* _Instructions for the task_: Quote every line of the material beneath this one.

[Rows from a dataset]

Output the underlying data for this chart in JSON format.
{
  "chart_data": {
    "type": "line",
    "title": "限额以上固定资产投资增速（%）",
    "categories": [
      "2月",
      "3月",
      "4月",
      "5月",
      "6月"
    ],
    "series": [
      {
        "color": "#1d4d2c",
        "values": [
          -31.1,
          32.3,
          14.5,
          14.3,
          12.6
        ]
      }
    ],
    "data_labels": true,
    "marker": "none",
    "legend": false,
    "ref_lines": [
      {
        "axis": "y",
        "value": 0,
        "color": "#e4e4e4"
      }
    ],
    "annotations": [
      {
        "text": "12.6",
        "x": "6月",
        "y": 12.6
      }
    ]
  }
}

* _Solution to this problem_:
Output the underlying data for this chart in JSON format.
{
  "chart_data": {
    "type": "line",
    "title": "限额以上固定资产投资增速（%）",
    "categories": [
      "2月",
      "3月",
      "4月",
      "5月",
      "6月"
    ],
    "series": [
      {
        "color": "#1d4d2c",
        "values": [
          -31.1,
          32.3,
          14.5,
          14.3,
          12.6
        ]
      }
    ],
    "data_labels": true,
    "marker": "none",
    "legend": false,
    "ref_lines": [
      {
        "axis": "y",
        "value": 0,
        "color": "#e4e4e4"
      }
    ],
    "annotations": [
      {
        "text": "12.6",
        "x": "6月",
        "y": 12.6
      }
    ]
  }
}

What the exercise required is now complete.